(RECORD EXCERPTS begins)

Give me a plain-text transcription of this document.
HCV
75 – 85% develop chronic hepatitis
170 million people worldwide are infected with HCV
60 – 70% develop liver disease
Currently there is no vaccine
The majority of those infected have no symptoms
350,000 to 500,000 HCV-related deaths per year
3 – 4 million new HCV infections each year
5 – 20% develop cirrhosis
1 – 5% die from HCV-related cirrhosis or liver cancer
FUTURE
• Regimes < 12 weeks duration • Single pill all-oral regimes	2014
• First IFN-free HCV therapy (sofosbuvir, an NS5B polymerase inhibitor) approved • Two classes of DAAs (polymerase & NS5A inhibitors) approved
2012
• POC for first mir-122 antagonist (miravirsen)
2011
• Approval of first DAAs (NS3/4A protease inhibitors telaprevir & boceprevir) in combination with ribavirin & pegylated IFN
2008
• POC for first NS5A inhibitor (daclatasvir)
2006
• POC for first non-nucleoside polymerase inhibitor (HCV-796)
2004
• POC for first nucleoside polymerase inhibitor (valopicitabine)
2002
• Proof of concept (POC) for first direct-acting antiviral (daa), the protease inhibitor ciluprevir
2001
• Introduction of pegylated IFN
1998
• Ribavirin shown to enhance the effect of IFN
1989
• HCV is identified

(RECORD EXCERPTS ends)
(RECORD EXCERPTS begins)

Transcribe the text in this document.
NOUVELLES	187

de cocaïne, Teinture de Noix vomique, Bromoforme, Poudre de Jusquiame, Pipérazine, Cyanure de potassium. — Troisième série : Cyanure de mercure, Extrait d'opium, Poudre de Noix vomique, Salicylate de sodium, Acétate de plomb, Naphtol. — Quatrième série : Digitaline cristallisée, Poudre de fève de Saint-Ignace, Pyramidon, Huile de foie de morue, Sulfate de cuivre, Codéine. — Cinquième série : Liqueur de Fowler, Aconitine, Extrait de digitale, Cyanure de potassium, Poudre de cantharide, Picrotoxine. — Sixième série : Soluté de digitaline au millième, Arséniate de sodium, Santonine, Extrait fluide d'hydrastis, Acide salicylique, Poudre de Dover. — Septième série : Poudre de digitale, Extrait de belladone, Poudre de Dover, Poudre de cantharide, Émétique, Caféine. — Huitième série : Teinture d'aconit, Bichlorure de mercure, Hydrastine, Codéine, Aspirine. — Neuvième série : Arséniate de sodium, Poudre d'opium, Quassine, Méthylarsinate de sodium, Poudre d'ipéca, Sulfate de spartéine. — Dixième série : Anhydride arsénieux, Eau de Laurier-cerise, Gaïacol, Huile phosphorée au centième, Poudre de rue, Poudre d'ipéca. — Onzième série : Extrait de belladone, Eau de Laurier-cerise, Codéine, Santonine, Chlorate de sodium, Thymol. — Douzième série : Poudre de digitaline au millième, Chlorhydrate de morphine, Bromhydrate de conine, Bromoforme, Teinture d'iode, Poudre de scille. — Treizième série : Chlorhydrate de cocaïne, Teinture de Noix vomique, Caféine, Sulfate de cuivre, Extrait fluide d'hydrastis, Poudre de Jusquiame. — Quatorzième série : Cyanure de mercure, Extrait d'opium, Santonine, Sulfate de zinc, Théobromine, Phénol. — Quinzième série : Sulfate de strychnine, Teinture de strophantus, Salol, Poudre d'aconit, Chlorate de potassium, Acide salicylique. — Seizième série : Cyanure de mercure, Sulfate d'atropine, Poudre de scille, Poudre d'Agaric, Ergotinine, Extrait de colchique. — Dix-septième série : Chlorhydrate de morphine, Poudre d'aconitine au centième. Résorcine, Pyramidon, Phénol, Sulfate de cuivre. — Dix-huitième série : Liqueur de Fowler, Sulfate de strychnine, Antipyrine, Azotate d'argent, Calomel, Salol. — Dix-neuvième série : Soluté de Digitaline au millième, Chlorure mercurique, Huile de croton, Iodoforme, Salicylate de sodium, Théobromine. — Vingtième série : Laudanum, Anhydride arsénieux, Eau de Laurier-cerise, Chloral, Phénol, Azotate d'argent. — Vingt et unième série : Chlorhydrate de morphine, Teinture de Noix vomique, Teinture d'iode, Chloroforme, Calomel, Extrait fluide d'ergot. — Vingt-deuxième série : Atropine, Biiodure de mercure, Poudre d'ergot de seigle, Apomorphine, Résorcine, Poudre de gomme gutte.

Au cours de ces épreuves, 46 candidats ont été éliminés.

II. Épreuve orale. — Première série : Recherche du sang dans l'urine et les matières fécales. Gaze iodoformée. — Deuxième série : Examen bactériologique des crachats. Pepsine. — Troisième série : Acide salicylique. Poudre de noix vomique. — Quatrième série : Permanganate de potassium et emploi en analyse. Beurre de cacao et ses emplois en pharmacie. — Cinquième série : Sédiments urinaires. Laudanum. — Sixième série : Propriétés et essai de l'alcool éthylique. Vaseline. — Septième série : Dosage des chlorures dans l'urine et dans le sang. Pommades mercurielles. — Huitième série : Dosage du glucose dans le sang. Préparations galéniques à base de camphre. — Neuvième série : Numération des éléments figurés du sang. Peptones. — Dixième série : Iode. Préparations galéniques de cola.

(RECORD EXCERPTS ends)

• [AIM OF THE EXERCISE] Wherever a line of the listing above contains the string "cirrhosis", copy that line.

• [SOLUTION FOR THIS TASK]
5 – 20% develop cirrhosis
1 – 5% die from HCV-related cirrhosis or liver cancer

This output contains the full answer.